-- start Records for processing --

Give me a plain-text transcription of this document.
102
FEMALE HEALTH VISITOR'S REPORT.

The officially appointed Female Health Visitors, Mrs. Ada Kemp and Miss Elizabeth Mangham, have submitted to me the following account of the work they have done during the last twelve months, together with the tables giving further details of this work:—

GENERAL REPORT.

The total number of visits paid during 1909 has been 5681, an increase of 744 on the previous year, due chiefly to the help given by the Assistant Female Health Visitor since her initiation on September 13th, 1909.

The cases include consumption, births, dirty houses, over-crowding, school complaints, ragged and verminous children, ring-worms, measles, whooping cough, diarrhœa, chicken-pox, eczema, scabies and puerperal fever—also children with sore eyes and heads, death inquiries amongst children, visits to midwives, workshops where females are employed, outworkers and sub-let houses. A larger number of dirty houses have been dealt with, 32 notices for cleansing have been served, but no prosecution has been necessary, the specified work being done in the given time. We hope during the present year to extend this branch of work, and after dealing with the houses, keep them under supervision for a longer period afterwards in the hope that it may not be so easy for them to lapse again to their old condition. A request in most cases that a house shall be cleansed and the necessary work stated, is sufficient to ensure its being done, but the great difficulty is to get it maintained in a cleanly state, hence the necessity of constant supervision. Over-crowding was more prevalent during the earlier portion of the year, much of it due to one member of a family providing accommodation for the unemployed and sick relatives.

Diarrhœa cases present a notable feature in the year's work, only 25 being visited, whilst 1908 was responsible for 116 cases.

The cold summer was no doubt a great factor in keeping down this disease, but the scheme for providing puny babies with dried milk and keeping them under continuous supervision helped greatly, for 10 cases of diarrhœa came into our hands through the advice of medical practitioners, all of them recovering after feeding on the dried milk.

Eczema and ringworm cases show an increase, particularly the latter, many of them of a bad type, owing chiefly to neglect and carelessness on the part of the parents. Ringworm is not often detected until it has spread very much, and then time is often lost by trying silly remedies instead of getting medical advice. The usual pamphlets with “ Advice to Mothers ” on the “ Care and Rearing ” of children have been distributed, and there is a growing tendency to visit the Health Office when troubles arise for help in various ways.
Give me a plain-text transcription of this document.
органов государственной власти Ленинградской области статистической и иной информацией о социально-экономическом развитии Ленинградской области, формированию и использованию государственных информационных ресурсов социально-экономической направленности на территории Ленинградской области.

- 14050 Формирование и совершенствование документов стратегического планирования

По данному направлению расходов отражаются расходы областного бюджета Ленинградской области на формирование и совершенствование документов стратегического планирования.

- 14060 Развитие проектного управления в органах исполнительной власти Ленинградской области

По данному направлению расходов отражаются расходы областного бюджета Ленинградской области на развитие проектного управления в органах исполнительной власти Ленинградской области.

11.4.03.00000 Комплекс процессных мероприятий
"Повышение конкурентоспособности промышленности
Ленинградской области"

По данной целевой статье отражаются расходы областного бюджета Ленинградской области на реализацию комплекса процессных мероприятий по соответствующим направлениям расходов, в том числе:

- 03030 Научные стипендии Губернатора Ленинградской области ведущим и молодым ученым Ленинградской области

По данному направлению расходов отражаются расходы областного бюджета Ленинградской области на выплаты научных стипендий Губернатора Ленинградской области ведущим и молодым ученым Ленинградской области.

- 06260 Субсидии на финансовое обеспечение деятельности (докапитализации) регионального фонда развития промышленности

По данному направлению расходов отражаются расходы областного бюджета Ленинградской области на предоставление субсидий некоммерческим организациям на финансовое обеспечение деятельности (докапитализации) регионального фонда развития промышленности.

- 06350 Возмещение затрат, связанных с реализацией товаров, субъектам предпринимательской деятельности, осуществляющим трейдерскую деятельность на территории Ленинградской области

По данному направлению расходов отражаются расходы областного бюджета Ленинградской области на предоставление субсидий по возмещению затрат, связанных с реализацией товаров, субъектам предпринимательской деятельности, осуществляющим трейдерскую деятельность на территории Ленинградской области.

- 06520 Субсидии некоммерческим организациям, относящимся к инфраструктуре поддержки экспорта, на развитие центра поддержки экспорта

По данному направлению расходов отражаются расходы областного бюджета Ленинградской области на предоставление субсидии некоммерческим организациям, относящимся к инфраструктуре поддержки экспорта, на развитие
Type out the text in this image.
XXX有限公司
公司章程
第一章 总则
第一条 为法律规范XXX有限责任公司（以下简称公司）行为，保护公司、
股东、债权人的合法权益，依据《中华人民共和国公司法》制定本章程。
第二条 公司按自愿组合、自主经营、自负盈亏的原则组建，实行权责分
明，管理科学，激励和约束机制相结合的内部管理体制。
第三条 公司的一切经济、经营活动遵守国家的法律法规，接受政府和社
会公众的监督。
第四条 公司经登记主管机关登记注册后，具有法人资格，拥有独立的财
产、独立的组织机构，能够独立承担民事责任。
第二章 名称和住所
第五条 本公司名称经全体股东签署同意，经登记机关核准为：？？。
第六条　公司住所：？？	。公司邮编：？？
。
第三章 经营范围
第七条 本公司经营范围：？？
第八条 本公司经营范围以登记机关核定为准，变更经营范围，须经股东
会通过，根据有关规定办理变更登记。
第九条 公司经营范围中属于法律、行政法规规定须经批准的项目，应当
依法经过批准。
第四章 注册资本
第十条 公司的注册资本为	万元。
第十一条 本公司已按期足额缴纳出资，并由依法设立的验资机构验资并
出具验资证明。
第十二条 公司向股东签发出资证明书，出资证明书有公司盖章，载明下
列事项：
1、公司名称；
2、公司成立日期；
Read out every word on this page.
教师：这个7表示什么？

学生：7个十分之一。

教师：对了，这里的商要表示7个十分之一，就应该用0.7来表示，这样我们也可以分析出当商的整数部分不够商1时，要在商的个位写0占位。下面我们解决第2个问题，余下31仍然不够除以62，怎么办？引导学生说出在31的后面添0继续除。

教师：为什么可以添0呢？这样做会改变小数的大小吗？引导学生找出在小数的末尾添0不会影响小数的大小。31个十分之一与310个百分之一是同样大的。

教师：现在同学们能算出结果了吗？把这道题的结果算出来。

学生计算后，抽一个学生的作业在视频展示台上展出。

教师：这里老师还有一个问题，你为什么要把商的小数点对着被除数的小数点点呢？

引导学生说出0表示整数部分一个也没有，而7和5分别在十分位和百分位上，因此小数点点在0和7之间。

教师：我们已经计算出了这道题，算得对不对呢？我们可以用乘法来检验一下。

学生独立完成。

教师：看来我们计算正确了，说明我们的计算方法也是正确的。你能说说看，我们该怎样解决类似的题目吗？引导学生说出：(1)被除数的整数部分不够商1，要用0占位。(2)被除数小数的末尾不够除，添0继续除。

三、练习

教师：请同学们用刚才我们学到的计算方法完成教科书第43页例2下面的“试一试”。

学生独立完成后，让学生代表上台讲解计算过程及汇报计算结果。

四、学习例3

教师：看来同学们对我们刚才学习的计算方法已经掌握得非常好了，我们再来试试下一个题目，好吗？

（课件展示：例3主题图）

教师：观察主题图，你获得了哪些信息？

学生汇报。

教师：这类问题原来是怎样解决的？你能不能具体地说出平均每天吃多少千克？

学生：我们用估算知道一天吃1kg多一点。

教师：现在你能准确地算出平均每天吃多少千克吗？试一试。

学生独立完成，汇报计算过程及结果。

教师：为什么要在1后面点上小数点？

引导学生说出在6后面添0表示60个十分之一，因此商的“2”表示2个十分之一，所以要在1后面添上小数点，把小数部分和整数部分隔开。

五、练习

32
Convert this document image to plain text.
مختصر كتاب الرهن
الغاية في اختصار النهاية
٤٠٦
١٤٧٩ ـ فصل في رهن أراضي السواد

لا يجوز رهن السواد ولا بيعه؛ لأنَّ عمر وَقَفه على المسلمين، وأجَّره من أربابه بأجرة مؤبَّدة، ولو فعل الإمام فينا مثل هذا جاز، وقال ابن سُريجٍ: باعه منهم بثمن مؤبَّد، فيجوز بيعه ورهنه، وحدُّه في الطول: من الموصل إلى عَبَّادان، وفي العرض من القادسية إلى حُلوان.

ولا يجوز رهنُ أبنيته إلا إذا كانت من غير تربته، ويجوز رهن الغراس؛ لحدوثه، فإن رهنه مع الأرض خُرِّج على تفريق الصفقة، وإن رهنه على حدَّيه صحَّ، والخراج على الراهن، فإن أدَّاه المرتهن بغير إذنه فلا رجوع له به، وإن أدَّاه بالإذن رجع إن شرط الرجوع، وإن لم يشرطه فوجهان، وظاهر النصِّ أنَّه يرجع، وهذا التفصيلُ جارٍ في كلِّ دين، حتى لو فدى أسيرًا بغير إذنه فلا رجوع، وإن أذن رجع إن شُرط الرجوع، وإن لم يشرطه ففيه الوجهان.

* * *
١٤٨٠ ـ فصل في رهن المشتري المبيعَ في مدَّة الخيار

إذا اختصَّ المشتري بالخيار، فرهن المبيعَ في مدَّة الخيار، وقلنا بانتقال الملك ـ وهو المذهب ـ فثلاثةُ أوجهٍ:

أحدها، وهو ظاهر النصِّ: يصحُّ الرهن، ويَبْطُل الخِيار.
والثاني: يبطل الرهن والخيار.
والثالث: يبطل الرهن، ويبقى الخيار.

-- end Records for processing --

• Problem to solve
Look through the entries above and count each line holding "الرهن"; report the count alone.

• The response
4